Saved data entries:
++++

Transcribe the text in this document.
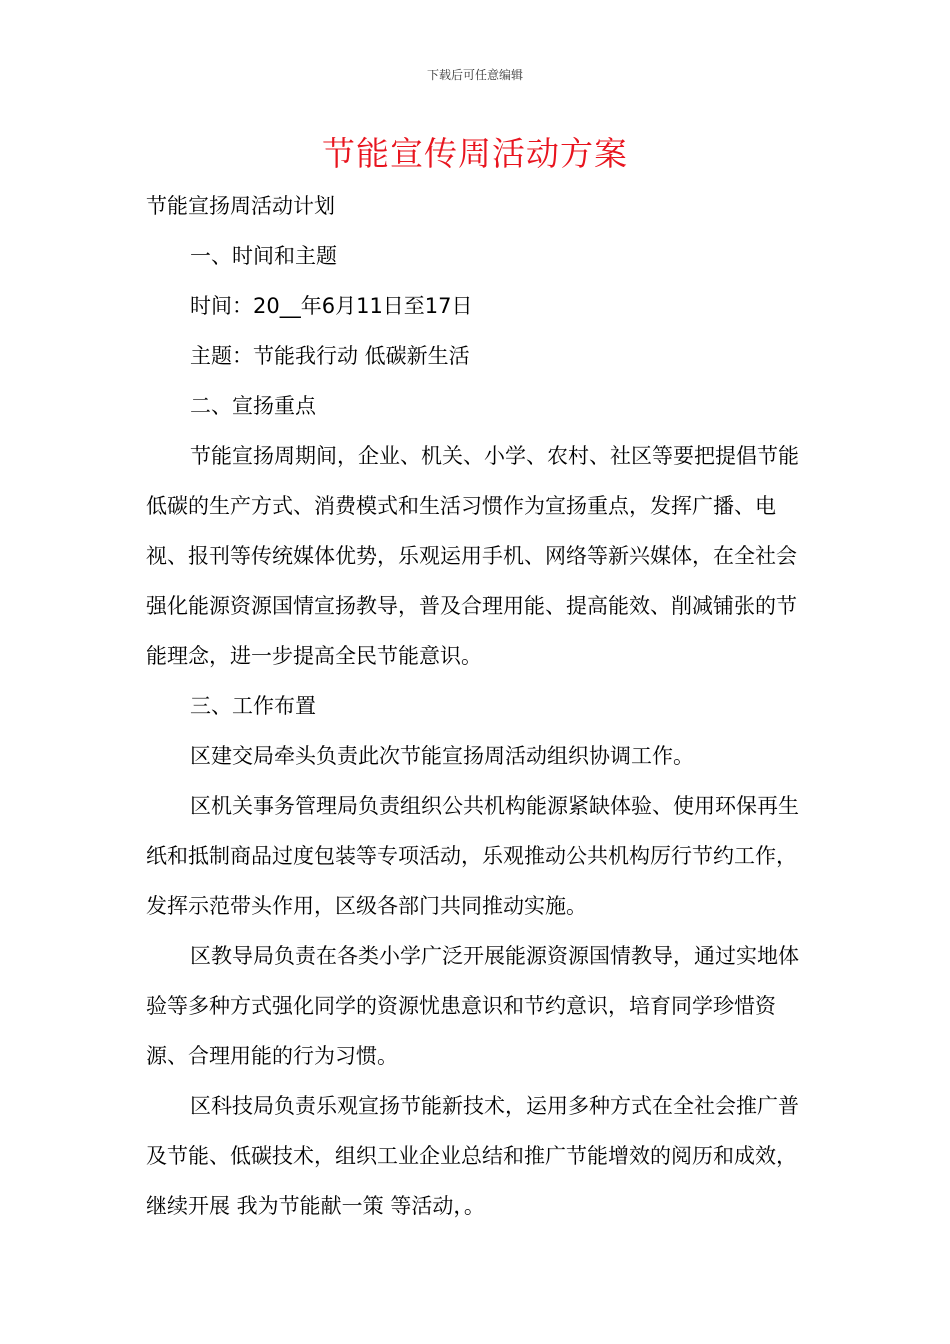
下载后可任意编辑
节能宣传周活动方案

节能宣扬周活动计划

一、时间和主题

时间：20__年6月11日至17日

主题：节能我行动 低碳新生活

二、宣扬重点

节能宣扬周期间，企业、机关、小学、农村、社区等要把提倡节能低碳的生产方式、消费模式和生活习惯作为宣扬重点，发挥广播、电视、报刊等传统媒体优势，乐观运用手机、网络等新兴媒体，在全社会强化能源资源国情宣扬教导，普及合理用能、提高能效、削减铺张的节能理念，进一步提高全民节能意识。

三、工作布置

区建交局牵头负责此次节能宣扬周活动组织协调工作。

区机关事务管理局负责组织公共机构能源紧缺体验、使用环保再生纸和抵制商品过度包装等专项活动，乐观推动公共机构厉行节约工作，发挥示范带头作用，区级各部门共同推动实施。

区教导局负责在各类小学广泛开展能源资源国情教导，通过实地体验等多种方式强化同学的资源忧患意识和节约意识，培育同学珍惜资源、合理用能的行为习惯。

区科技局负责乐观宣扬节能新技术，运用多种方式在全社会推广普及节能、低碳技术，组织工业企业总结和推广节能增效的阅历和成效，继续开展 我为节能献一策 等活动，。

++++

Set down every record once more, word for word, without pictures.

### THE ANSWER
Transcribe the text in this document.
下载后可任意编辑
节能宣传周活动方案

节能宣扬周活动计划

一、时间和主题

时间：20__年6月11日至17日

主题：节能我行动 低碳新生活

二、宣扬重点

节能宣扬周期间，企业、机关、小学、农村、社区等要把提倡节能低碳的生产方式、消费模式和生活习惯作为宣扬重点，发挥广播、电视、报刊等传统媒体优势，乐观运用手机、网络等新兴媒体，在全社会强化能源资源国情宣扬教导，普及合理用能、提高能效、削减铺张的节能理念，进一步提高全民节能意识。

三、工作布置

区建交局牵头负责此次节能宣扬周活动组织协调工作。

区机关事务管理局负责组织公共机构能源紧缺体验、使用环保再生纸和抵制商品过度包装等专项活动，乐观推动公共机构厉行节约工作，发挥示范带头作用，区级各部门共同推动实施。

区教导局负责在各类小学广泛开展能源资源国情教导，通过实地体验等多种方式强化同学的资源忧患意识和节约意识，培育同学珍惜资源、合理用能的行为习惯。

区科技局负责乐观宣扬节能新技术，运用多种方式在全社会推广普及节能、低碳技术，组织工业企业总结和推广节能增效的阅历和成效，继续开展 我为节能献一策 等活动，。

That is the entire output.